> **Stored data**:

◆ ◆ ◆

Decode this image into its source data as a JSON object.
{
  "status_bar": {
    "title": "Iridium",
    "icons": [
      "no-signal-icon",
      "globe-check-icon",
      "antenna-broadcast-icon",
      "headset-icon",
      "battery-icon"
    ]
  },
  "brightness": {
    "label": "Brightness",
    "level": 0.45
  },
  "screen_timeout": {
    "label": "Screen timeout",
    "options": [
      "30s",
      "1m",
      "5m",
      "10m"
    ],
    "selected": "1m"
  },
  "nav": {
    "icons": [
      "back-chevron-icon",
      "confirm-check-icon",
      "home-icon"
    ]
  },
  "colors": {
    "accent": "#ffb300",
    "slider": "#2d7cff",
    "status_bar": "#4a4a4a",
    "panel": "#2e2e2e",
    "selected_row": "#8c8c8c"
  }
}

◆ ◆ ◆

> **TASK DETAILS**: Using the data above, output each line exactly.

> **WRITTEN ANSWER**:
Decode this image into its source data as a JSON object.
{
  "status_bar": {
    "title": "Iridium",
    "icons": [
      "no-signal-icon",
      "globe-check-icon",
      "antenna-broadcast-icon",
      "headset-icon",
      "battery-icon"
    ]
  },
  "brightness": {
    "label": "Brightness",
    "level": 0.45
  },
  "screen_timeout": {
    "label": "Screen timeout",
    "options": [
      "30s",
      "1m",
      "5m",
      "10m"
    ],
    "selected": "1m"
  },
  "nav": {
    "icons": [
      "back-chevron-icon",
      "confirm-check-icon",
      "home-icon"
    ]
  },
  "colors": {
    "accent": "#ffb300",
    "slider": "#2d7cff",
    "status_bar": "#4a4a4a",
    "panel": "#2e2e2e",
    "selected_row": "#8c8c8c"
  }
}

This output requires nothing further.